Data records:
==================================================

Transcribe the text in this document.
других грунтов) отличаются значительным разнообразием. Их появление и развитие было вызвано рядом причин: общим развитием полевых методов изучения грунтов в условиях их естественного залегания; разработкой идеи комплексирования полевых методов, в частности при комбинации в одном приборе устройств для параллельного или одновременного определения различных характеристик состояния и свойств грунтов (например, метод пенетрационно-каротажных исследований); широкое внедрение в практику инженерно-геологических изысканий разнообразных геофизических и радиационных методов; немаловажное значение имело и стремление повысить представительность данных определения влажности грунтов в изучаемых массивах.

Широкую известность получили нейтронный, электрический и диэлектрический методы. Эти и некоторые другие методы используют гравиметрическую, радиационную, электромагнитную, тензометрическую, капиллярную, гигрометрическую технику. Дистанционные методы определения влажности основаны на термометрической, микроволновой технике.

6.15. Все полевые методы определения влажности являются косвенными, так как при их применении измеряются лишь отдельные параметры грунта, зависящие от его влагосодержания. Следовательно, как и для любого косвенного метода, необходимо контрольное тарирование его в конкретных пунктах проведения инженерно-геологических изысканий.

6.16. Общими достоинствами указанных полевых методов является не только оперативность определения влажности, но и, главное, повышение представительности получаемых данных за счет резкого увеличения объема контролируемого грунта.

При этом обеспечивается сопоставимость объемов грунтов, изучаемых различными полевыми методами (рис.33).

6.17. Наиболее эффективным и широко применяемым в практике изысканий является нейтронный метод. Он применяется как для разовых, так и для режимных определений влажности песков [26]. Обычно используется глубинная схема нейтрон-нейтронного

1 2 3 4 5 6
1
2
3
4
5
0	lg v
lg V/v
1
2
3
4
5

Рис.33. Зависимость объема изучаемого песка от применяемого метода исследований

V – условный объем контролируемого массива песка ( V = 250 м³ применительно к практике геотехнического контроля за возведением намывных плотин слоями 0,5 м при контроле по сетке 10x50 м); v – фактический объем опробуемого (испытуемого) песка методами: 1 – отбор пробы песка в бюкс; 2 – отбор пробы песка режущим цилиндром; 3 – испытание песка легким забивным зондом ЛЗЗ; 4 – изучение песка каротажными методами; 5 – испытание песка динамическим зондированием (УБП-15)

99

==================================================

How many of the lines above include the string "является"? Answer with the number only.

2